-- START --

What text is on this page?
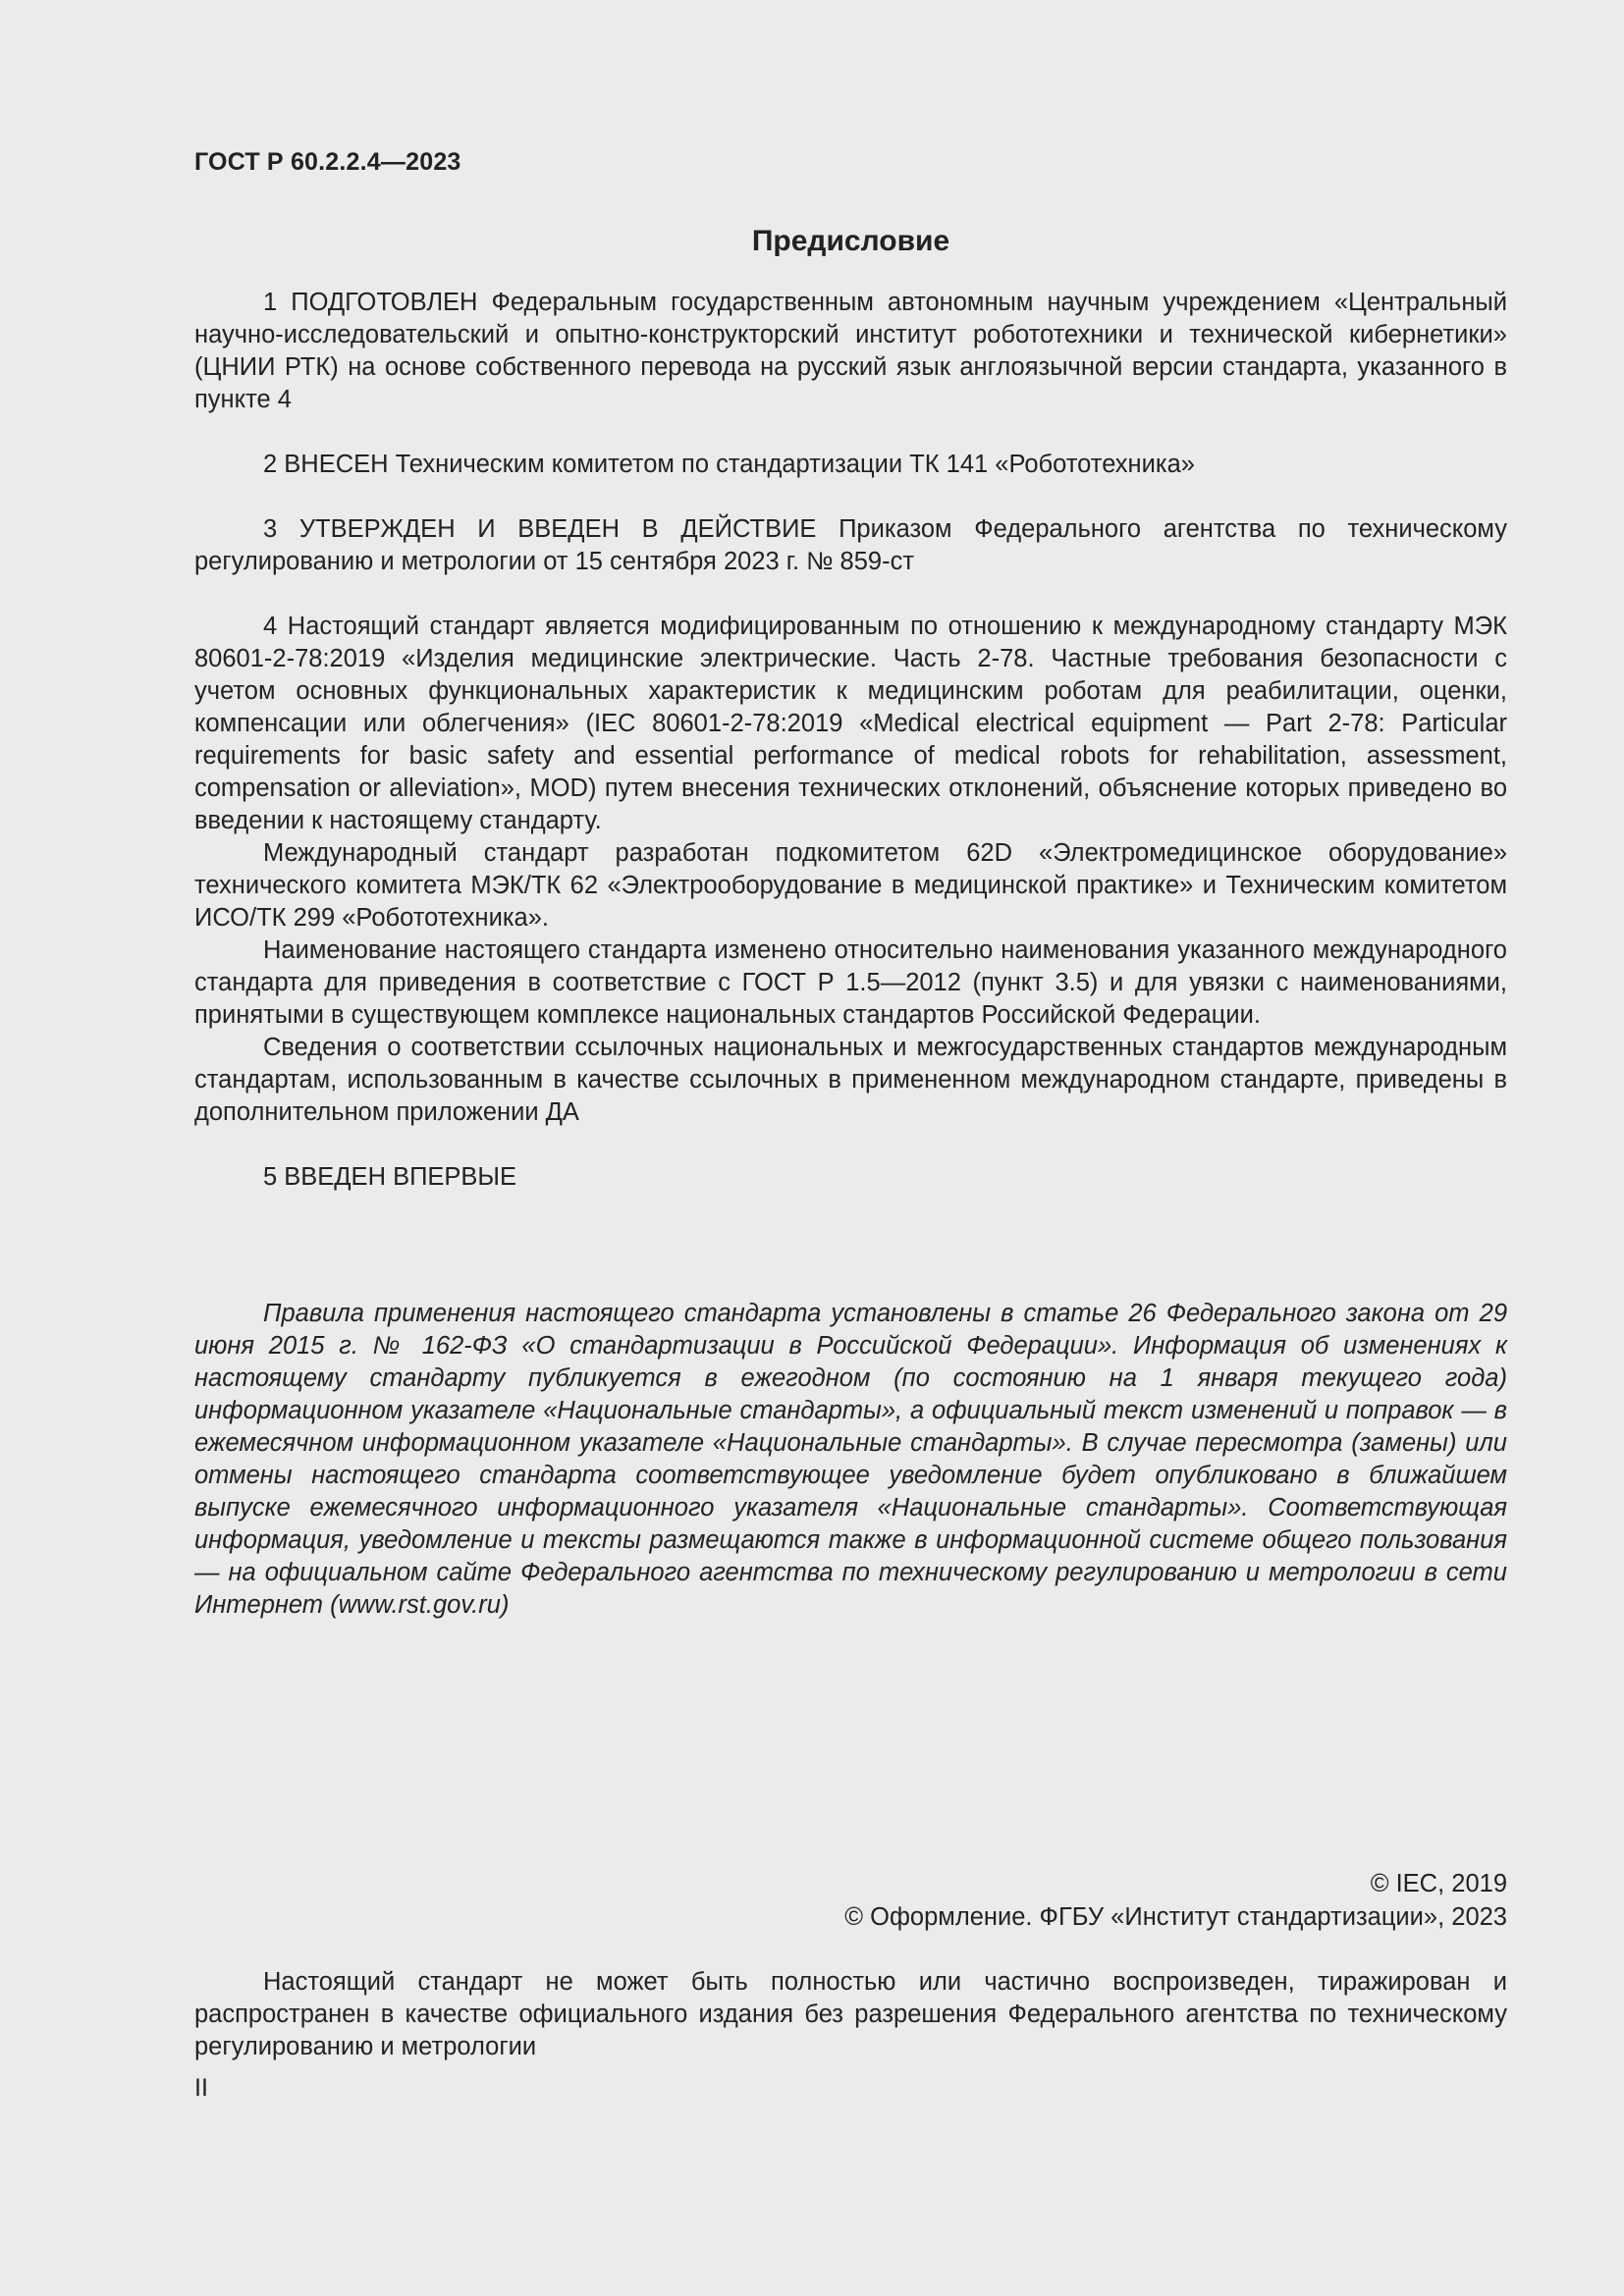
ГОСТ Р 60.2.2.4—2023
Предисловие

1 ПОДГОТОВЛЕН Федеральным государственным автономным научным учреждением «Центральный научно-исследовательский и опытно-конструкторский институт робототехники и технической кибернетики» (ЦНИИ РТК) на основе собственного перевода на русский язык англоязычной версии стандарта, указанного в пункте 4

2 ВНЕСЕН Техническим комитетом по стандартизации ТК 141 «Робототехника»

3 УТВЕРЖДЕН И ВВЕДЕН В ДЕЙСТВИЕ Приказом Федерального агентства по техническому регулированию и метрологии от 15 сентября 2023 г. № 859-ст

4 Настоящий стандарт является модифицированным по отношению к международному стандарту МЭК 80601-2-78:2019 «Изделия медицинские электрические. Часть 2-78. Частные требования безопасности с учетом основных функциональных характеристик к медицинским роботам для реабилитации, оценки, компенсации или облегчения» (IEC 80601-2-78:2019 «Medical electrical equipment — Part 2-78: Particular requirements for basic safety and essential performance of medical robots for rehabilitation, assessment, compensation or alleviation», MOD) путем внесения технических отклонений, объяснение которых приведено во введении к настоящему стандарту.

Международный стандарт разработан подкомитетом 62D «Электромедицинское оборудование» технического комитета МЭК/ТК 62 «Электрооборудование в медицинской практике» и Техническим комитетом ИСО/ТК 299 «Робототехника».

Наименование настоящего стандарта изменено относительно наименования указанного международного стандарта для приведения в соответствие с ГОСТ Р 1.5—2012 (пункт 3.5) и для увязки с наименованиями, принятыми в существующем комплексе национальных стандартов Российской Федерации.

Сведения о соответствии ссылочных национальных и межгосударственных стандартов международным стандартам, использованным в качестве ссылочных в примененном международном стандарте, приведены в дополнительном приложении ДА

5 ВВЕДЕН ВПЕРВЫЕ

Правила применения настоящего стандарта установлены в статье 26 Федерального закона от 29 июня 2015 г. № 162-ФЗ «О стандартизации в Российской Федерации». Информация об изменениях к настоящему стандарту публикуется в ежегодном (по состоянию на 1 января текущего года) информационном указателе «Национальные стандарты», а официальный текст изменений и поправок — в ежемесячном информационном указателе «Национальные стандарты». В случае пересмотра (замены) или отмены настоящего стандарта соответствующее уведомление будет опубликовано в ближайшем выпуске ежемесячного информационного указателя «Национальные стандарты». Соответствующая информация, уведомление и тексты размещаются также в информационной системе общего пользования — на официальном сайте Федерального агентства по техническому регулированию и метрологии в сети Интернет (www.rst.gov.ru)
© IEC, 2019
© Оформление. ФГБУ «Институт стандартизации», 2023
Настоящий стандарт не может быть полностью или частично воспроизведен, тиражирован и распространен в качестве официального издания без разрешения Федерального агентства по техническому регулированию и метрологии
II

-- END --

__What is expected__
Omit each picture, then return all of the listing exactly as it stands.

__Task answer__
What text is on this page?
ГОСТ Р 60.2.2.4—2023
Предисловие

1 ПОДГОТОВЛЕН Федеральным государственным автономным научным учреждением «Центральный научно-исследовательский и опытно-конструкторский институт робототехники и технической кибернетики» (ЦНИИ РТК) на основе собственного перевода на русский язык англоязычной версии стандарта, указанного в пункте 4

2 ВНЕСЕН Техническим комитетом по стандартизации ТК 141 «Робототехника»

3 УТВЕРЖДЕН И ВВЕДЕН В ДЕЙСТВИЕ Приказом Федерального агентства по техническому регулированию и метрологии от 15 сентября 2023 г. № 859-ст

4 Настоящий стандарт является модифицированным по отношению к международному стандарту МЭК 80601-2-78:2019 «Изделия медицинские электрические. Часть 2-78. Частные требования безопасности с учетом основных функциональных характеристик к медицинским роботам для реабилитации, оценки, компенсации или облегчения» (IEC 80601-2-78:2019 «Medical electrical equipment — Part 2-78: Particular requirements for basic safety and essential performance of medical robots for rehabilitation, assessment, compensation or alleviation», MOD) путем внесения технических отклонений, объяснение которых приведено во введении к настоящему стандарту.

Международный стандарт разработан подкомитетом 62D «Электромедицинское оборудование» технического комитета МЭК/ТК 62 «Электрооборудование в медицинской практике» и Техническим комитетом ИСО/ТК 299 «Робототехника».

Наименование настоящего стандарта изменено относительно наименования указанного международного стандарта для приведения в соответствие с ГОСТ Р 1.5—2012 (пункт 3.5) и для увязки с наименованиями, принятыми в существующем комплексе национальных стандартов Российской Федерации.

Сведения о соответствии ссылочных национальных и межгосударственных стандартов международным стандартам, использованным в качестве ссылочных в примененном международном стандарте, приведены в дополнительном приложении ДА

5 ВВЕДЕН ВПЕРВЫЕ

Правила применения настоящего стандарта установлены в статье 26 Федерального закона от 29 июня 2015 г. № 162-ФЗ «О стандартизации в Российской Федерации». Информация об изменениях к настоящему стандарту публикуется в ежегодном (по состоянию на 1 января текущего года) информационном указателе «Национальные стандарты», а официальный текст изменений и поправок — в ежемесячном информационном указателе «Национальные стандарты». В случае пересмотра (замены) или отмены настоящего стандарта соответствующее уведомление будет опубликовано в ближайшем выпуске ежемесячного информационного указателя «Национальные стандарты». Соответствующая информация, уведомление и тексты размещаются также в информационной системе общего пользования — на официальном сайте Федерального агентства по техническому регулированию и метрологии в сети Интернет (www.rst.gov.ru)
© IEC, 2019
© Оформление. ФГБУ «Институт стандартизации», 2023
Настоящий стандарт не может быть полностью или частично воспроизведен, тиражирован и распространен в качестве официального издания без разрешения Федерального агентства по техническому регулированию и метрологии
II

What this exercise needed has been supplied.